Each record must be printed again exactly as it appears.

▶ _Dataset excerpts_:

━━━━━━

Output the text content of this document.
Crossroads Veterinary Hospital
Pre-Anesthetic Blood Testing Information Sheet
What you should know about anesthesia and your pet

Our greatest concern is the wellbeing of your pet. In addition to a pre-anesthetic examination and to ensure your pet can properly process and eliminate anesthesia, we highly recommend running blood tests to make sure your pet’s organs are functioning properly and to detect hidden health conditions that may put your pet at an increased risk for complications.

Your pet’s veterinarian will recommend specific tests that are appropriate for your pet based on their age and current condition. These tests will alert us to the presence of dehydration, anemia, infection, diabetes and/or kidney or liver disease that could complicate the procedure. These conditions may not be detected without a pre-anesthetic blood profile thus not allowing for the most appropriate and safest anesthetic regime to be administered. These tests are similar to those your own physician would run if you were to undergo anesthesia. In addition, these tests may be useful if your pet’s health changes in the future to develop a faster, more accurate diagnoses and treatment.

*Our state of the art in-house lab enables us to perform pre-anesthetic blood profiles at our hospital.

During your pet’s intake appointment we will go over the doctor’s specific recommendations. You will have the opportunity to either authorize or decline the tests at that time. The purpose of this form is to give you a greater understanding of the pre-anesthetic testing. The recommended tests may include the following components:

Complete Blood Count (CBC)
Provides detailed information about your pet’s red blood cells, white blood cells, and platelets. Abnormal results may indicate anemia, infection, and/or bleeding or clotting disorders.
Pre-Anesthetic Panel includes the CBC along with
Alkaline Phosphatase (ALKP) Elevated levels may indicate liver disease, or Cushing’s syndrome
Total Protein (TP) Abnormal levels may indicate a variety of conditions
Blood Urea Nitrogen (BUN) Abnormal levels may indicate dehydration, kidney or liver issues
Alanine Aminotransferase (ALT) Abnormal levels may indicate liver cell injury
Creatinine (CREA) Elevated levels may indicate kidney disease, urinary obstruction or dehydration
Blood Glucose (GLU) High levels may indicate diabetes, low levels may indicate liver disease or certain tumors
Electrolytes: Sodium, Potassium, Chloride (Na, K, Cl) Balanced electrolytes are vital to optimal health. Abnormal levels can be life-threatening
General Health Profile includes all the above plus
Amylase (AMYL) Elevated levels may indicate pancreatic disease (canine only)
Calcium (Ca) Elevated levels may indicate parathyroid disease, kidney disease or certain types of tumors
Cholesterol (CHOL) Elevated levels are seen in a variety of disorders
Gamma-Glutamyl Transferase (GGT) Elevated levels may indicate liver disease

━━━━━━

▶ _Result_:
Output the text content of this document.
Crossroads Veterinary Hospital
Pre-Anesthetic Blood Testing Information Sheet
What you should know about anesthesia and your pet

Our greatest concern is the wellbeing of your pet. In addition to a pre-anesthetic examination and to ensure your pet can properly process and eliminate anesthesia, we highly recommend running blood tests to make sure your pet’s organs are functioning properly and to detect hidden health conditions that may put your pet at an increased risk for complications.

Your pet’s veterinarian will recommend specific tests that are appropriate for your pet based on their age and current condition. These tests will alert us to the presence of dehydration, anemia, infection, diabetes and/or kidney or liver disease that could complicate the procedure. These conditions may not be detected without a pre-anesthetic blood profile thus not allowing for the most appropriate and safest anesthetic regime to be administered. These tests are similar to those your own physician would run if you were to undergo anesthesia. In addition, these tests may be useful if your pet’s health changes in the future to develop a faster, more accurate diagnoses and treatment.

*Our state of the art in-house lab enables us to perform pre-anesthetic blood profiles at our hospital.

During your pet’s intake appointment we will go over the doctor’s specific recommendations. You will have the opportunity to either authorize or decline the tests at that time. The purpose of this form is to give you a greater understanding of the pre-anesthetic testing. The recommended tests may include the following components:

Complete Blood Count (CBC)
Provides detailed information about your pet’s red blood cells, white blood cells, and platelets. Abnormal results may indicate anemia, infection, and/or bleeding or clotting disorders.
Pre-Anesthetic Panel includes the CBC along with
Alkaline Phosphatase (ALKP) Elevated levels may indicate liver disease, or Cushing’s syndrome
Total Protein (TP) Abnormal levels may indicate a variety of conditions
Blood Urea Nitrogen (BUN) Abnormal levels may indicate dehydration, kidney or liver issues
Alanine Aminotransferase (ALT) Abnormal levels may indicate liver cell injury
Creatinine (CREA) Elevated levels may indicate kidney disease, urinary obstruction or dehydration
Blood Glucose (GLU) High levels may indicate diabetes, low levels may indicate liver disease or certain tumors
Electrolytes: Sodium, Potassium, Chloride (Na, K, Cl) Balanced electrolytes are vital to optimal health. Abnormal levels can be life-threatening
General Health Profile includes all the above plus
Amylase (AMYL) Elevated levels may indicate pancreatic disease (canine only)
Calcium (Ca) Elevated levels may indicate parathyroid disease, kidney disease or certain types of tumors
Cholesterol (CHOL) Elevated levels are seen in a variety of disorders
Gamma-Glutamyl Transferase (GGT) Elevated levels may indicate liver disease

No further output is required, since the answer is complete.